● **Task statement**
Each line should be copied exactly.
————
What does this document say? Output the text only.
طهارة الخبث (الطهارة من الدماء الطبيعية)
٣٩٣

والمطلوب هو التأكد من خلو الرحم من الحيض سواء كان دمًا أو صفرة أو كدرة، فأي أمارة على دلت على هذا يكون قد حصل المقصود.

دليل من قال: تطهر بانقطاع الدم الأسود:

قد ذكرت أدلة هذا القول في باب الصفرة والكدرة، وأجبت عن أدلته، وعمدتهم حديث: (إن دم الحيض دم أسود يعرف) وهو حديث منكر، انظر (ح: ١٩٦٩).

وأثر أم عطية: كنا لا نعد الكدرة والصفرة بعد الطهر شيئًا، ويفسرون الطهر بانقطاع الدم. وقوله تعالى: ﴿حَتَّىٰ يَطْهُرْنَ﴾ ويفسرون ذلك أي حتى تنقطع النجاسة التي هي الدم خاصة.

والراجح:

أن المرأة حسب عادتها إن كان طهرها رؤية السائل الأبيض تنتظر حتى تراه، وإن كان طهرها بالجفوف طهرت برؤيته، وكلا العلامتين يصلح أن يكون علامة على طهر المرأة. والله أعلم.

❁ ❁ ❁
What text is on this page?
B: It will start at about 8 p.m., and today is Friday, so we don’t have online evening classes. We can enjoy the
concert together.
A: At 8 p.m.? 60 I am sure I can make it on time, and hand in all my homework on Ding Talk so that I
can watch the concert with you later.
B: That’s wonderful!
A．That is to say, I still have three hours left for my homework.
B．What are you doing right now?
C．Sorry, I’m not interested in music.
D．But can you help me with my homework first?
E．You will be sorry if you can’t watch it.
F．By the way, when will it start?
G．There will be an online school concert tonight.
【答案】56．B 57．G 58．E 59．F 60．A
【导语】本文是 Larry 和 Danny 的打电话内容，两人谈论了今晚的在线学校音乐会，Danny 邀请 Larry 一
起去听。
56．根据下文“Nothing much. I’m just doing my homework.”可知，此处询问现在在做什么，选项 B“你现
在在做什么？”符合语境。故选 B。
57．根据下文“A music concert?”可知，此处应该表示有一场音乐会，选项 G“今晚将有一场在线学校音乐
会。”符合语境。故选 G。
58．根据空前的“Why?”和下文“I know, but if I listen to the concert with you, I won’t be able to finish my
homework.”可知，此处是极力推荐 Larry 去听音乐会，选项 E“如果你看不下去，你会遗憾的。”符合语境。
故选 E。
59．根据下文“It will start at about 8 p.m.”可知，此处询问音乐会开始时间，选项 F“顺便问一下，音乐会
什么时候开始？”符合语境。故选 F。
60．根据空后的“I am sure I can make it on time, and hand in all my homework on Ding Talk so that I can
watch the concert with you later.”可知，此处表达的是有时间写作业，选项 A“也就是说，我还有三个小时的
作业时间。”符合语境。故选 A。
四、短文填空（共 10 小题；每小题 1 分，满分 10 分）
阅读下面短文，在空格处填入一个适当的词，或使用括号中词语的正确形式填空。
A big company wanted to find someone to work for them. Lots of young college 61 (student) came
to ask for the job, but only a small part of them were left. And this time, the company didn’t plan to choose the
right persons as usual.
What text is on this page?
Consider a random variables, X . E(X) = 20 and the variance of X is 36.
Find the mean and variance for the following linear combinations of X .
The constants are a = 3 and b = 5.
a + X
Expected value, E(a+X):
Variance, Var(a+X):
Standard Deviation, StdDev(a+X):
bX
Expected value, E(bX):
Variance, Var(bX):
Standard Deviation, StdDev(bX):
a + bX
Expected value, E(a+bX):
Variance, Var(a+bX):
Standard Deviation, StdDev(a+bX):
————
● **Written answer**
What does this document say? Output the text only.
طهارة الخبث (الطهارة من الدماء الطبيعية)
٣٩٣

والمطلوب هو التأكد من خلو الرحم من الحيض سواء كان دمًا أو صفرة أو كدرة، فأي أمارة على دلت على هذا يكون قد حصل المقصود.

دليل من قال: تطهر بانقطاع الدم الأسود:

قد ذكرت أدلة هذا القول في باب الصفرة والكدرة، وأجبت عن أدلته، وعمدتهم حديث: (إن دم الحيض دم أسود يعرف) وهو حديث منكر، انظر (ح: ١٩٦٩).

وأثر أم عطية: كنا لا نعد الكدرة والصفرة بعد الطهر شيئًا، ويفسرون الطهر بانقطاع الدم. وقوله تعالى: ﴿حَتَّىٰ يَطْهُرْنَ﴾ ويفسرون ذلك أي حتى تنقطع النجاسة التي هي الدم خاصة.

والراجح:

أن المرأة حسب عادتها إن كان طهرها رؤية السائل الأبيض تنتظر حتى تراه، وإن كان طهرها بالجفوف طهرت برؤيته، وكلا العلامتين يصلح أن يكون علامة على طهر المرأة. والله أعلم.

❁ ❁ ❁
What text is on this page?
B: It will start at about 8 p.m., and today is Friday, so we don’t have online evening classes. We can enjoy the
concert together.
A: At 8 p.m.? 60 I am sure I can make it on time, and hand in all my homework on Ding Talk so that I
can watch the concert with you later.
B: That’s wonderful!
A．That is to say, I still have three hours left for my homework.
B．What are you doing right now?
C．Sorry, I’m not interested in music.
D．But can you help me with my homework first?
E．You will be sorry if you can’t watch it.
F．By the way, when will it start?
G．There will be an online school concert tonight.
【答案】56．B 57．G 58．E 59．F 60．A
【导语】本文是 Larry 和 Danny 的打电话内容，两人谈论了今晚的在线学校音乐会，Danny 邀请 Larry 一
起去听。
56．根据下文“Nothing much. I’m just doing my homework.”可知，此处询问现在在做什么，选项 B“你现
在在做什么？”符合语境。故选 B。
57．根据下文“A music concert?”可知，此处应该表示有一场音乐会，选项 G“今晚将有一场在线学校音乐
会。”符合语境。故选 G。
58．根据空前的“Why?”和下文“I know, but if I listen to the concert with you, I won’t be able to finish my
homework.”可知，此处是极力推荐 Larry 去听音乐会，选项 E“如果你看不下去，你会遗憾的。”符合语境。
故选 E。
59．根据下文“It will start at about 8 p.m.”可知，此处询问音乐会开始时间，选项 F“顺便问一下，音乐会
什么时候开始？”符合语境。故选 F。
60．根据空后的“I am sure I can make it on time, and hand in all my homework on Ding Talk so that I can
watch the concert with you later.”可知，此处表达的是有时间写作业，选项 A“也就是说，我还有三个小时的
作业时间。”符合语境。故选 A。
四、短文填空（共 10 小题；每小题 1 分，满分 10 分）
阅读下面短文，在空格处填入一个适当的词，或使用括号中词语的正确形式填空。
A big company wanted to find someone to work for them. Lots of young college 61 (student) came
to ask for the job, but only a small part of them were left. And this time, the company didn’t plan to choose the
right persons as usual.
What text is on this page?
Consider a random variables, X . E(X) = 20 and the variance of X is 36.
Find the mean and variance for the following linear combinations of X .
The constants are a = 3 and b = 5.
a + X
Expected value, E(a+X):
Variance, Var(a+X):
Standard Deviation, StdDev(a+X):
bX
Expected value, E(bX):
Variance, Var(bX):
Standard Deviation, StdDev(bX):
a + bX
Expected value, E(a+bX):
Variance, Var(a+bX):
Standard Deviation, StdDev(a+bX):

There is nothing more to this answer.